### Exercise task
Below are the records; copy each line in them that holds the word "kích".

### Input rows
---*---

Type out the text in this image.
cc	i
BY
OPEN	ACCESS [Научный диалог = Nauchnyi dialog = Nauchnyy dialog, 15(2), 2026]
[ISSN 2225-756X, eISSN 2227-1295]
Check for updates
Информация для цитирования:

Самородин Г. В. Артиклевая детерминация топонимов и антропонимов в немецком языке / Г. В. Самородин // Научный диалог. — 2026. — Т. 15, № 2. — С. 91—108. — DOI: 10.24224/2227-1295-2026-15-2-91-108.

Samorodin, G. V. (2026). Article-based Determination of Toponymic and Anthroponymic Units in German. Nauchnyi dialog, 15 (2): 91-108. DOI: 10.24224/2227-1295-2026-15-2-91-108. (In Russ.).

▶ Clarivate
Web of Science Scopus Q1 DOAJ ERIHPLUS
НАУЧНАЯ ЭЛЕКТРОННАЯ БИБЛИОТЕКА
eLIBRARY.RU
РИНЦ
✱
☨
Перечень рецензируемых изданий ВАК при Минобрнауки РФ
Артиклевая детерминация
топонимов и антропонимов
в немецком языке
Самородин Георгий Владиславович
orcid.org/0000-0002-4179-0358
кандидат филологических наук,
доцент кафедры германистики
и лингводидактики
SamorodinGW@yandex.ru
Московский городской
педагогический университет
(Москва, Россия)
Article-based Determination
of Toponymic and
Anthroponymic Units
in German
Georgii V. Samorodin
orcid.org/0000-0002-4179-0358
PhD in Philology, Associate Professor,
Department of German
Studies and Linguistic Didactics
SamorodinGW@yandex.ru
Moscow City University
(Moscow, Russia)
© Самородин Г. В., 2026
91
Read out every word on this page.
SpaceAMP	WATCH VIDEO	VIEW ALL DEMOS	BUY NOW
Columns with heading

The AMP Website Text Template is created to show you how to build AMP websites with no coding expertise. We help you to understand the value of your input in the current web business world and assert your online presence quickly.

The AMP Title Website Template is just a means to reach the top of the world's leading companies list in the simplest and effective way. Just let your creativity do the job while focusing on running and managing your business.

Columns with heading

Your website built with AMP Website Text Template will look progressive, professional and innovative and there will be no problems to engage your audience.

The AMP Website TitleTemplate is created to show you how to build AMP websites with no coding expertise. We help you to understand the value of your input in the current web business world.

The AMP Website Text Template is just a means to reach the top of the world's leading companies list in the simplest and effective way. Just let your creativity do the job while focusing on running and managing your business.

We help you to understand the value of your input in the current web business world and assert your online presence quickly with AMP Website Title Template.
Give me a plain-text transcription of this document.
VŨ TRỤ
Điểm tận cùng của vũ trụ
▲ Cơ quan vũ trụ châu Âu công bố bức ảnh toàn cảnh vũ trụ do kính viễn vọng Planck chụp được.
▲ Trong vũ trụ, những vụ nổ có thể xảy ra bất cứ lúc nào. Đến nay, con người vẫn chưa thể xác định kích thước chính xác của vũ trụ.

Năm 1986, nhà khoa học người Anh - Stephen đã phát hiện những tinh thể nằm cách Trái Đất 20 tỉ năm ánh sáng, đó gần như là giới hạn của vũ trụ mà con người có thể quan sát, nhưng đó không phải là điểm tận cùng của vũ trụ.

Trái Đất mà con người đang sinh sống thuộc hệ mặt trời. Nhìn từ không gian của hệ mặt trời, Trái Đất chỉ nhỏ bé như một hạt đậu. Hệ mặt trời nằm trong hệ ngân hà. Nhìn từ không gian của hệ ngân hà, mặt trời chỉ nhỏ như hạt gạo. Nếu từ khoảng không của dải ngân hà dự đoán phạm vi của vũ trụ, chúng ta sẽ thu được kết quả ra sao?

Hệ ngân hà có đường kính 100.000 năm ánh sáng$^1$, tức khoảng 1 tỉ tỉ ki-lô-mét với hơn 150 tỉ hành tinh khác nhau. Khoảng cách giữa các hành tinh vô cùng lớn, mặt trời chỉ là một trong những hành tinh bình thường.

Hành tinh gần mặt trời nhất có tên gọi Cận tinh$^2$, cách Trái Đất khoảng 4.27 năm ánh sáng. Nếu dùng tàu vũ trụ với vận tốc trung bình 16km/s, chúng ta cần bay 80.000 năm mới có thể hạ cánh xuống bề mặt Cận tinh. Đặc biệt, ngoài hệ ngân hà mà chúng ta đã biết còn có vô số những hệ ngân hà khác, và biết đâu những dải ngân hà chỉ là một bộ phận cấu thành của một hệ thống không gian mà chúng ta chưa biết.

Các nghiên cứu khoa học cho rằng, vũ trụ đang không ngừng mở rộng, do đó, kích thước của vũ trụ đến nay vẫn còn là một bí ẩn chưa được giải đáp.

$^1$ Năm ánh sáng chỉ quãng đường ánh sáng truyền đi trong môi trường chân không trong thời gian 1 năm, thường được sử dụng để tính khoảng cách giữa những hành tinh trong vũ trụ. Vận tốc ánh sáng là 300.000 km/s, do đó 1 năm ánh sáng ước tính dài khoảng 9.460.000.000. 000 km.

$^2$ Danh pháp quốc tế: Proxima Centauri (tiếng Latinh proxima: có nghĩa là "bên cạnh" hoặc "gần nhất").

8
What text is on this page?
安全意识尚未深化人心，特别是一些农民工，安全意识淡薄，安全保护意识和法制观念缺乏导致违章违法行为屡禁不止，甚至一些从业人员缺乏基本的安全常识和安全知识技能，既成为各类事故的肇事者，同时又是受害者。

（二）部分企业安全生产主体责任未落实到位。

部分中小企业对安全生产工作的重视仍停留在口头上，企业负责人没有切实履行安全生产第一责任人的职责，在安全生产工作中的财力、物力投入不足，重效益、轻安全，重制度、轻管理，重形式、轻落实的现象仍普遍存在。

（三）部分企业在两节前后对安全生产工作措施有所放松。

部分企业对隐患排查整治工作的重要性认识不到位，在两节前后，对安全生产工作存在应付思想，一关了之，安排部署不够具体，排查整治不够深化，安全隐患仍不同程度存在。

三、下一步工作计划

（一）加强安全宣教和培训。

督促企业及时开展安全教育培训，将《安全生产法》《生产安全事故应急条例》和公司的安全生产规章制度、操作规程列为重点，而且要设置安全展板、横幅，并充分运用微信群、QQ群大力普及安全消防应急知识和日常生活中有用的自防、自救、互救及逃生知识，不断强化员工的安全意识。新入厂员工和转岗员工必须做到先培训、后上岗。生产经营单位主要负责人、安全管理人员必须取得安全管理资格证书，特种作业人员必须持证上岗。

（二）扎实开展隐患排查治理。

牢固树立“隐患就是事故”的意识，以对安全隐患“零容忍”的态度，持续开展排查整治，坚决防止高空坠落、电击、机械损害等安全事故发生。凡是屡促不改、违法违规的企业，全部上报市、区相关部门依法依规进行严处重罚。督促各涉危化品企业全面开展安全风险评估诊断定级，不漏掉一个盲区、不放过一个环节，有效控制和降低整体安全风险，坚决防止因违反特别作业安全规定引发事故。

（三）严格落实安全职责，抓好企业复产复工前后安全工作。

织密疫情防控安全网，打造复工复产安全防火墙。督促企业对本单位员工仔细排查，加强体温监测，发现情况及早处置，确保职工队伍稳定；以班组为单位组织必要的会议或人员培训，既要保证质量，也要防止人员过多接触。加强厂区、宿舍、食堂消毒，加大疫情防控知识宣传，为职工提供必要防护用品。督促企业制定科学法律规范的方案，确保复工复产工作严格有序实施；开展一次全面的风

---*---

### Exercise response
▲ Trong vũ trụ, những vụ nổ có thể xảy ra bất cứ lúc nào. Đến nay, con người vẫn chưa thể xác định kích thước chính xác của vũ trụ.
Các nghiên cứu khoa học cho rằng, vũ trụ đang không ngừng mở rộng, do đó, kích thước của vũ trụ đến nay vẫn còn là một bí ẩn chưa được giải đáp.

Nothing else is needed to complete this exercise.